Task to carry out: Gather the lines from the material that contain "this".

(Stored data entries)
┌──

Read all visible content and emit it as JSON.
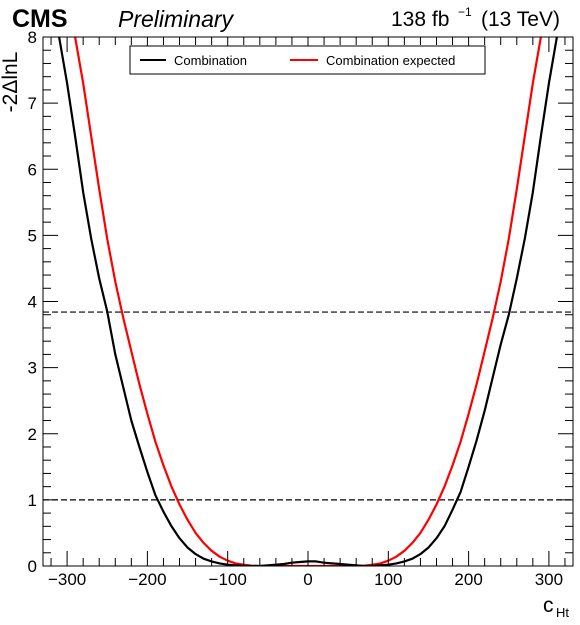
{
  "header": {
    "experiment": "CMS",
    "status": "Preliminary",
    "lumi_value": "138 fb",
    "lumi_exponent": "−1",
    "energy": "(13 TeV)"
  },
  "chart_data": {
    "type": "line",
    "xlabel_main": "c",
    "xlabel_sub": "Ht",
    "ylabel": "-2ΔlnL",
    "xlim": [
      -330,
      330
    ],
    "ylim": [
      0,
      8
    ],
    "x_ticks": [
      -300,
      -200,
      -100,
      0,
      100,
      200,
      300
    ],
    "y_ticks": [
      0,
      1,
      2,
      3,
      4,
      5,
      6,
      7,
      8
    ],
    "grid": false,
    "legend_position": "top",
    "reference_lines": [
      1,
      3.84
    ],
    "colors": {
      "observed": "#000000",
      "expected": "#ff0000"
    },
    "series": [
      {
        "name": "Combination",
        "color": "#000000",
        "x": [
          -310,
          -300,
          -290,
          -280,
          -270,
          -260,
          -250,
          -240,
          -230,
          -220,
          -210,
          -200,
          -190,
          -180,
          -170,
          -160,
          -150,
          -140,
          -130,
          -120,
          -110,
          -100,
          -90,
          -80,
          -70,
          -60,
          -50,
          -40,
          -30,
          -20,
          -10,
          0,
          10,
          20,
          30,
          40,
          50,
          60,
          70,
          80,
          90,
          100,
          110,
          120,
          130,
          140,
          150,
          160,
          170,
          180,
          190,
          200,
          210,
          220,
          230,
          240,
          250,
          260,
          270,
          280,
          290,
          300,
          310
        ],
        "y": [
          8.0,
          7.3,
          6.5,
          5.65,
          4.95,
          4.35,
          3.85,
          3.2,
          2.7,
          2.2,
          1.8,
          1.42,
          1.07,
          0.82,
          0.6,
          0.42,
          0.28,
          0.18,
          0.11,
          0.07,
          0.04,
          0.02,
          0.01,
          0.0,
          0.0,
          0.0,
          0.01,
          0.02,
          0.03,
          0.05,
          0.06,
          0.07,
          0.07,
          0.05,
          0.04,
          0.03,
          0.02,
          0.01,
          0.0,
          0.0,
          0.01,
          0.02,
          0.04,
          0.07,
          0.11,
          0.18,
          0.28,
          0.42,
          0.6,
          0.85,
          1.12,
          1.5,
          1.9,
          2.35,
          2.85,
          3.35,
          3.8,
          4.35,
          4.95,
          5.65,
          6.5,
          7.3,
          8.0
        ]
      },
      {
        "name": "Combination expected",
        "color": "#ff0000",
        "x": [
          -290,
          -280,
          -270,
          -260,
          -250,
          -240,
          -230,
          -220,
          -210,
          -200,
          -190,
          -180,
          -170,
          -160,
          -150,
          -140,
          -130,
          -120,
          -110,
          -100,
          -90,
          -80,
          -70,
          -60,
          -50,
          -40,
          -30,
          -20,
          -10,
          0,
          10,
          20,
          30,
          40,
          50,
          60,
          70,
          80,
          90,
          100,
          110,
          120,
          130,
          140,
          150,
          160,
          170,
          180,
          190,
          200,
          210,
          220,
          230,
          240,
          250,
          260,
          270,
          280,
          290
        ],
        "y": [
          8.0,
          7.3,
          6.5,
          5.7,
          4.95,
          4.3,
          3.75,
          3.25,
          2.75,
          2.3,
          1.88,
          1.52,
          1.2,
          0.93,
          0.7,
          0.5,
          0.35,
          0.23,
          0.14,
          0.08,
          0.04,
          0.02,
          0.005,
          0.0,
          0.0,
          0.0,
          0.0,
          0.0,
          0.0,
          0.0,
          0.0,
          0.0,
          0.0,
          0.0,
          0.0,
          0.0,
          0.005,
          0.02,
          0.04,
          0.08,
          0.14,
          0.23,
          0.35,
          0.5,
          0.7,
          0.93,
          1.2,
          1.52,
          1.88,
          2.3,
          2.75,
          3.25,
          3.75,
          4.3,
          4.95,
          5.7,
          6.5,
          7.3,
          8.0
        ]
      }
    ]
  }
}
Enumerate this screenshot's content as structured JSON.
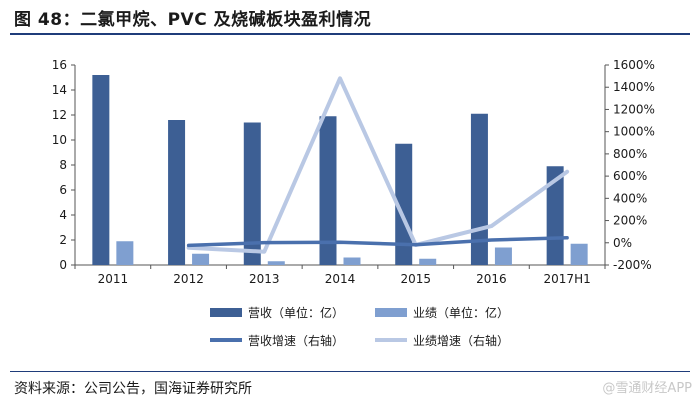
{
  "title": "图 48：二氯甲烷、PVC 及烧碱板块盈利情况",
  "source": "资料来源：公司公告，国海证券研究所",
  "watermark": "@雪通财经APP",
  "colors": {
    "revenue_bar": "#3d5f94",
    "profit_bar": "#7f9fd0",
    "revenue_growth_line": "#4a70ad",
    "profit_growth_line": "#b9c8e4",
    "title_rule": "#1f3c7a"
  },
  "chart_data": {
    "type": "bar",
    "categories": [
      "2011",
      "2012",
      "2013",
      "2014",
      "2015",
      "2016",
      "2017H1"
    ],
    "ylim": [
      0,
      16
    ],
    "yticks": [
      0,
      2,
      4,
      6,
      8,
      10,
      12,
      14,
      16
    ],
    "y2lim": [
      -200,
      1600
    ],
    "y2ticks": [
      -200,
      0,
      200,
      400,
      600,
      800,
      1000,
      1200,
      1400,
      1600
    ],
    "y2_tick_labels": [
      "-200%",
      "0%",
      "200%",
      "400%",
      "600%",
      "800%",
      "1000%",
      "1200%",
      "1400%",
      "1600%"
    ],
    "series": [
      {
        "name": "营收（单位：亿）",
        "type": "bar",
        "axis": "left",
        "values": [
          15.2,
          11.6,
          11.4,
          11.9,
          9.7,
          12.1,
          7.9
        ]
      },
      {
        "name": "业绩（单位：亿）",
        "type": "bar",
        "axis": "left",
        "values": [
          1.9,
          0.9,
          0.3,
          0.6,
          0.5,
          1.4,
          1.7
        ]
      },
      {
        "name": "营收增速（右轴）",
        "type": "line",
        "axis": "right",
        "values": [
          null,
          -24,
          2,
          5,
          -18,
          25,
          45
        ]
      },
      {
        "name": "业绩增速（右轴）",
        "type": "line",
        "axis": "right",
        "values": [
          null,
          -45,
          -80,
          1480,
          -20,
          150,
          640
        ]
      }
    ],
    "grid": false,
    "legend_position": "bottom"
  }
}
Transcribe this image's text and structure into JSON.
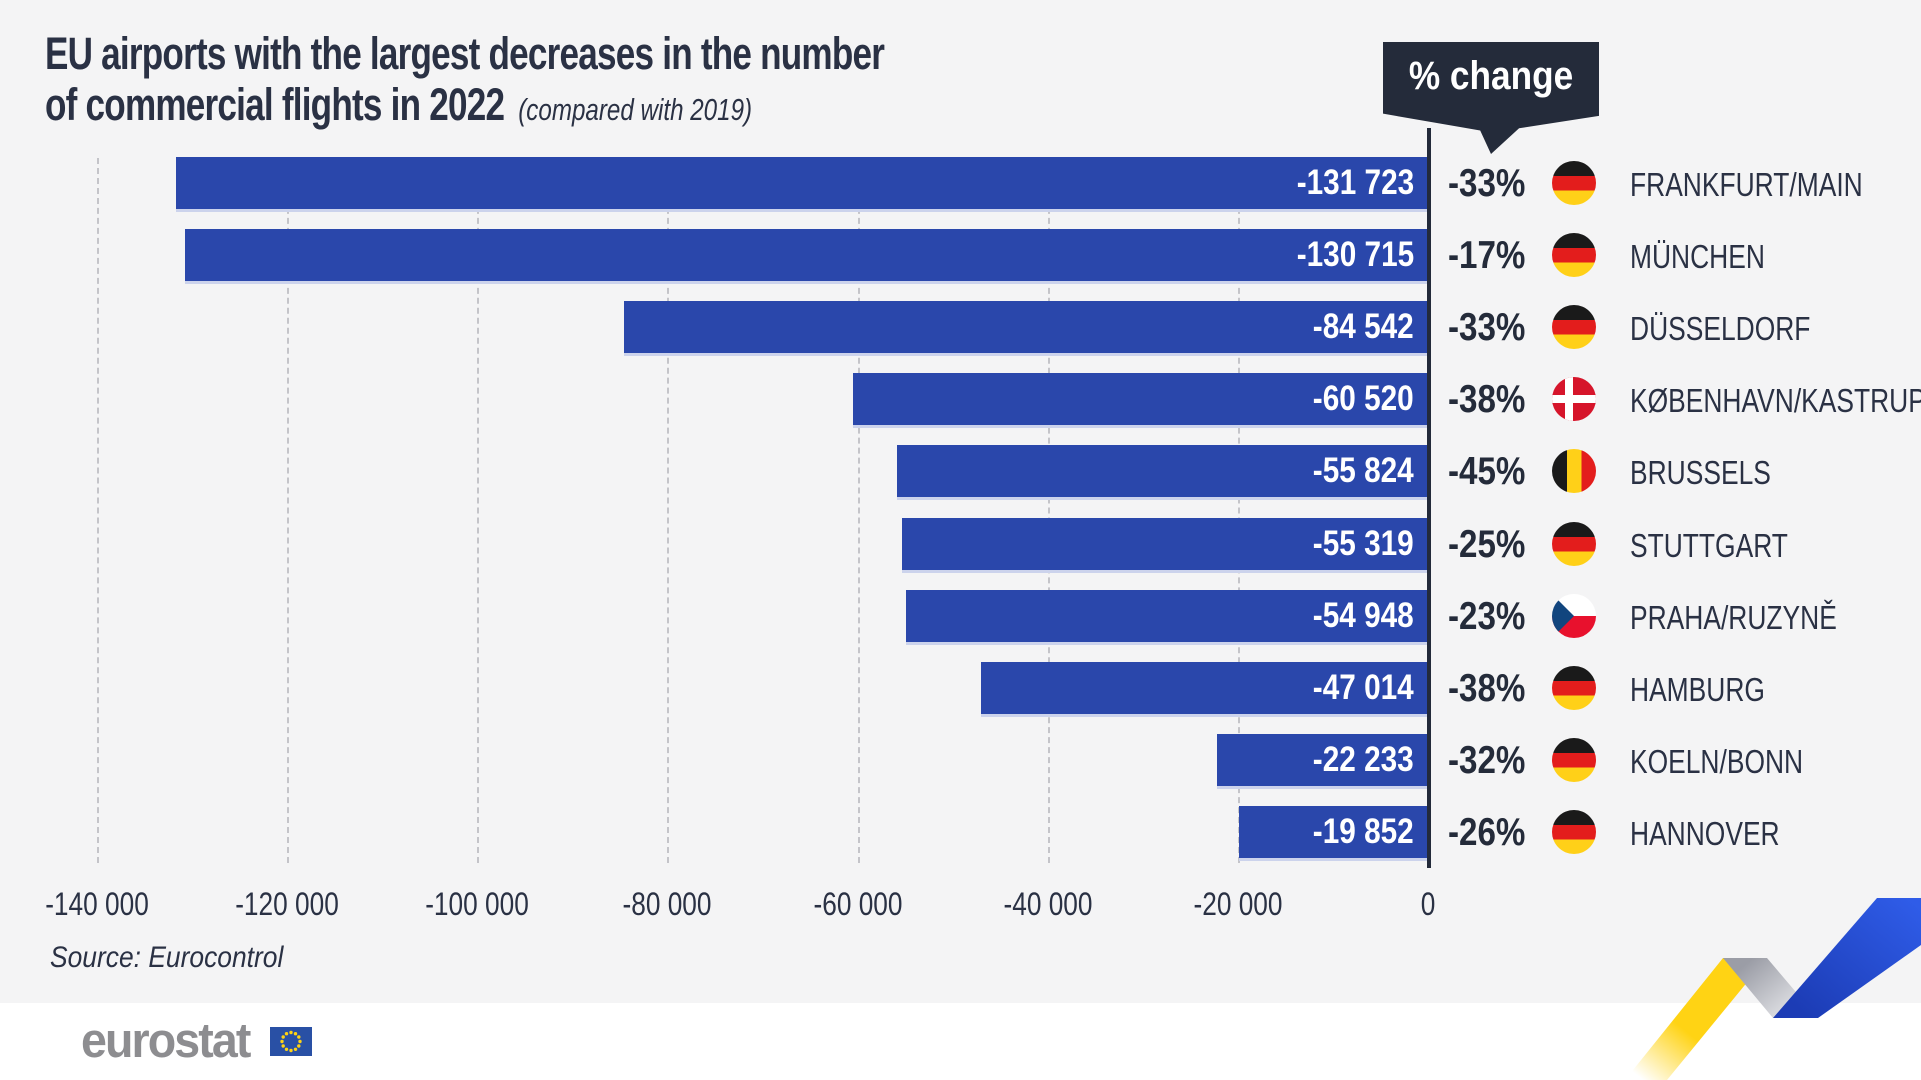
{
  "title": {
    "line1": "EU airports with the largest decreases in the number",
    "line2": "of commercial flights in 2022",
    "subtitle": "(compared with 2019)"
  },
  "badge": {
    "label": "% change"
  },
  "chart_data": {
    "type": "bar",
    "orientation": "horizontal",
    "title": "EU airports with the largest decreases in the number of commercial flights in 2022 (compared with 2019)",
    "categories": [
      "FRANKFURT/MAIN",
      "MÜNCHEN",
      "DÜSSELDORF",
      "KØBENHAVN/KASTRUP",
      "BRUSSELS",
      "STUTTGART",
      "PRAHA/RUZYNĚ",
      "HAMBURG",
      "KOELN/BONN",
      "HANNOVER"
    ],
    "series": [
      {
        "name": "Decrease in number of commercial flights 2022 vs 2019",
        "values": [
          -131723,
          -130715,
          -84542,
          -60520,
          -55824,
          -55319,
          -54948,
          -47014,
          -22233,
          -19852
        ]
      }
    ],
    "value_labels": [
      "-131 723",
      "-130 715",
      "-84 542",
      "-60 520",
      "-55 824",
      "-55 319",
      "-54 948",
      "-47 014",
      "-22 233",
      "-19 852"
    ],
    "pct_change": [
      "-33%",
      "-17%",
      "-33%",
      "-38%",
      "-45%",
      "-25%",
      "-23%",
      "-38%",
      "-32%",
      "-26%"
    ],
    "countries": [
      "germany",
      "germany",
      "germany",
      "denmark",
      "belgium",
      "germany",
      "czechia",
      "germany",
      "germany",
      "germany"
    ],
    "xlim": [
      -140000,
      0
    ],
    "x_ticks": [
      {
        "label": "-140 000",
        "value": -140000
      },
      {
        "label": "-120 000",
        "value": -120000
      },
      {
        "label": "-100 000",
        "value": -100000
      },
      {
        "label": "-80 000",
        "value": -80000
      },
      {
        "label": "-60 000",
        "value": -60000
      },
      {
        "label": "-40 000",
        "value": -40000
      },
      {
        "label": "-20 000",
        "value": -20000
      },
      {
        "label": "0",
        "value": 0
      }
    ],
    "grid": "vertical-dashed",
    "legend": "none",
    "bar_color": "#2a47ab"
  },
  "source": "Source: Eurocontrol",
  "footer": {
    "logo_text": "eurostat"
  },
  "colors": {
    "background": "#f4f4f5",
    "bar_blue": "#2a47ab",
    "dark_navy": "#242b3a",
    "text": "#2a3144",
    "footer_white": "#ffffff",
    "gridline": "#c4c4c9",
    "logo_gray": "#8d8d90",
    "eu_flag_blue": "#2950a5",
    "ribbon_yellow": "#ffd314",
    "ribbon_blue": "#2450dc",
    "ribbon_gray": "#a8aab3"
  }
}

└──

Result of the exercise:
Enumerate this screenshot's content as structured JSON.
Transcribe this image's text and structure into JSON.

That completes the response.